What the task requires: The entries below are to be repeated exactly as they stand.

──────── Data lines ────────

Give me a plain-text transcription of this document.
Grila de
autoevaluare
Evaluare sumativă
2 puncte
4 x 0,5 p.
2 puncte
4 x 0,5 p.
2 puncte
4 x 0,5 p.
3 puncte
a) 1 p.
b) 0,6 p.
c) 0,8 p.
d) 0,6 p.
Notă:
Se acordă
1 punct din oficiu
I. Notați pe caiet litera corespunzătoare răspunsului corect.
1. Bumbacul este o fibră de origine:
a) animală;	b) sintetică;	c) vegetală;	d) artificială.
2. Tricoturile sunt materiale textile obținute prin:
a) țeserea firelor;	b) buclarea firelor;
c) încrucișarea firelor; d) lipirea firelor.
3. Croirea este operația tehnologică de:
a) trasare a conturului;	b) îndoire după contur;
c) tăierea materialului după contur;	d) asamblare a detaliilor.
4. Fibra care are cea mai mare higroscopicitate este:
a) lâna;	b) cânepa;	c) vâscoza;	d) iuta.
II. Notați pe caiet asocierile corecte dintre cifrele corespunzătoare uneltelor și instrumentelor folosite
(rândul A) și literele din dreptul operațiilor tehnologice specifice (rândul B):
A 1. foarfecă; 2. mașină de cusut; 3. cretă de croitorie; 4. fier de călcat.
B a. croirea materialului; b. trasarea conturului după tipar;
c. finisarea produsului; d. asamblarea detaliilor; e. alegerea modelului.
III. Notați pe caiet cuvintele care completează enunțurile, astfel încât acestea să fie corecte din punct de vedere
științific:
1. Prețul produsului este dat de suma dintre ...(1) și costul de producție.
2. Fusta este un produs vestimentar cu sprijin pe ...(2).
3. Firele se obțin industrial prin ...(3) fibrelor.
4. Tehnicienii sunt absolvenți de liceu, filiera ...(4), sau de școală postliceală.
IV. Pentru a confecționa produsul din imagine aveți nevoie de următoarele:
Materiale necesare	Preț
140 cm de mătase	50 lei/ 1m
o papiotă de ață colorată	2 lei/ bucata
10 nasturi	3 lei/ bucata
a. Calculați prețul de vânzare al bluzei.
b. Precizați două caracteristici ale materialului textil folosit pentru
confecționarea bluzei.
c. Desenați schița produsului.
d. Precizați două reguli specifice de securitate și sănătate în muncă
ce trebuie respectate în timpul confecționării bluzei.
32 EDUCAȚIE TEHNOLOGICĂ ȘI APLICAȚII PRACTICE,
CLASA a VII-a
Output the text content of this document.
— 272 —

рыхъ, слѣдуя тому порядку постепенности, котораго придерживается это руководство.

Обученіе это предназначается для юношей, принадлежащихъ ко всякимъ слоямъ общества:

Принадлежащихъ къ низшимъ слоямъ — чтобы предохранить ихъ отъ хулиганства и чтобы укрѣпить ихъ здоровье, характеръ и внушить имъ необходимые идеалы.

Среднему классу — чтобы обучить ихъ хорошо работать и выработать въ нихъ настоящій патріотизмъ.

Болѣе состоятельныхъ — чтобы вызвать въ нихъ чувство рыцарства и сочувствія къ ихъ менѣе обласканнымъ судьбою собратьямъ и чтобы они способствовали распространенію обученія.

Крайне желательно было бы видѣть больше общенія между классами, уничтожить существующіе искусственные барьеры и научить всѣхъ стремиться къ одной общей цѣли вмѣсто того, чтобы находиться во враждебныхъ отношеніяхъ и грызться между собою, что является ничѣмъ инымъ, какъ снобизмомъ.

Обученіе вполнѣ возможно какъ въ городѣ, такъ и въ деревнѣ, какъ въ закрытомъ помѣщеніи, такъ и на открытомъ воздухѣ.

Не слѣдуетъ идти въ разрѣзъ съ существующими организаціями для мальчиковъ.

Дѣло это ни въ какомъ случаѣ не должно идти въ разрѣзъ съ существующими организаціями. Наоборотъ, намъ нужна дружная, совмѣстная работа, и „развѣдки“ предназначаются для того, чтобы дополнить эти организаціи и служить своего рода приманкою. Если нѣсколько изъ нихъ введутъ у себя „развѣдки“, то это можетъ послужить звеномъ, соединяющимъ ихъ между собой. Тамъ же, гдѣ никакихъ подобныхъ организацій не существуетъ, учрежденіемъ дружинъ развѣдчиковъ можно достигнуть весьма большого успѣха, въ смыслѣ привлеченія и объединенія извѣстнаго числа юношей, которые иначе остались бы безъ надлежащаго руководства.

────────

Result:
Give me a plain-text transcription of this document.
Grila de
autoevaluare
Evaluare sumativă
2 puncte
4 x 0,5 p.
2 puncte
4 x 0,5 p.
2 puncte
4 x 0,5 p.
3 puncte
a) 1 p.
b) 0,6 p.
c) 0,8 p.
d) 0,6 p.
Notă:
Se acordă
1 punct din oficiu
I. Notați pe caiet litera corespunzătoare răspunsului corect.
1. Bumbacul este o fibră de origine:
a) animală;	b) sintetică;	c) vegetală;	d) artificială.
2. Tricoturile sunt materiale textile obținute prin:
a) țeserea firelor;	b) buclarea firelor;
c) încrucișarea firelor; d) lipirea firelor.
3. Croirea este operația tehnologică de:
a) trasare a conturului;	b) îndoire după contur;
c) tăierea materialului după contur;	d) asamblare a detaliilor.
4. Fibra care are cea mai mare higroscopicitate este:
a) lâna;	b) cânepa;	c) vâscoza;	d) iuta.
II. Notați pe caiet asocierile corecte dintre cifrele corespunzătoare uneltelor și instrumentelor folosite
(rândul A) și literele din dreptul operațiilor tehnologice specifice (rândul B):
A 1. foarfecă; 2. mașină de cusut; 3. cretă de croitorie; 4. fier de călcat.
B a. croirea materialului; b. trasarea conturului după tipar;
c. finisarea produsului; d. asamblarea detaliilor; e. alegerea modelului.
III. Notați pe caiet cuvintele care completează enunțurile, astfel încât acestea să fie corecte din punct de vedere
științific:
1. Prețul produsului este dat de suma dintre ...(1) și costul de producție.
2. Fusta este un produs vestimentar cu sprijin pe ...(2).
3. Firele se obțin industrial prin ...(3) fibrelor.
4. Tehnicienii sunt absolvenți de liceu, filiera ...(4), sau de școală postliceală.
IV. Pentru a confecționa produsul din imagine aveți nevoie de următoarele:
Materiale necesare	Preț
140 cm de mătase	50 lei/ 1m
o papiotă de ață colorată	2 lei/ bucata
10 nasturi	3 lei/ bucata
a. Calculați prețul de vânzare al bluzei.
b. Precizați două caracteristici ale materialului textil folosit pentru
confecționarea bluzei.
c. Desenați schița produsului.
d. Precizați două reguli specifice de securitate și sănătate în muncă
ce trebuie respectate în timpul confecționării bluzei.
32 EDUCAȚIE TEHNOLOGICĂ ȘI APLICAȚII PRACTICE,
CLASA a VII-a
Output the text content of this document.
— 272 —

рыхъ, слѣдуя тому порядку постепенности, котораго придерживается это руководство.

Обученіе это предназначается для юношей, принадлежащихъ ко всякимъ слоямъ общества:

Принадлежащихъ къ низшимъ слоямъ — чтобы предохранить ихъ отъ хулиганства и чтобы укрѣпить ихъ здоровье, характеръ и внушить имъ необходимые идеалы.

Среднему классу — чтобы обучить ихъ хорошо работать и выработать въ нихъ настоящій патріотизмъ.

Болѣе состоятельныхъ — чтобы вызвать въ нихъ чувство рыцарства и сочувствія къ ихъ менѣе обласканнымъ судьбою собратьямъ и чтобы они способствовали распространенію обученія.

Крайне желательно было бы видѣть больше общенія между классами, уничтожить существующіе искусственные барьеры и научить всѣхъ стремиться къ одной общей цѣли вмѣсто того, чтобы находиться во враждебныхъ отношеніяхъ и грызться между собою, что является ничѣмъ инымъ, какъ снобизмомъ.

Обученіе вполнѣ возможно какъ въ городѣ, такъ и въ деревнѣ, какъ въ закрытомъ помѣщеніи, такъ и на открытомъ воздухѣ.

Не слѣдуетъ идти въ разрѣзъ съ существующими организаціями для мальчиковъ.

Дѣло это ни въ какомъ случаѣ не должно идти въ разрѣзъ съ существующими организаціями. Наоборотъ, намъ нужна дружная, совмѣстная работа, и „развѣдки“ предназначаются для того, чтобы дополнить эти организаціи и служить своего рода приманкою. Если нѣсколько изъ нихъ введутъ у себя „развѣдки“, то это можетъ послужить звеномъ, соединяющимъ ихъ между собой. Тамъ же, гдѣ никакихъ подобныхъ организацій не существуетъ, учрежденіемъ дружинъ развѣдчиковъ можно достигнуть весьма большого успѣха, въ смыслѣ привлеченія и объединенія извѣстнаго числа юношей, которые иначе остались бы безъ надлежащаго руководства.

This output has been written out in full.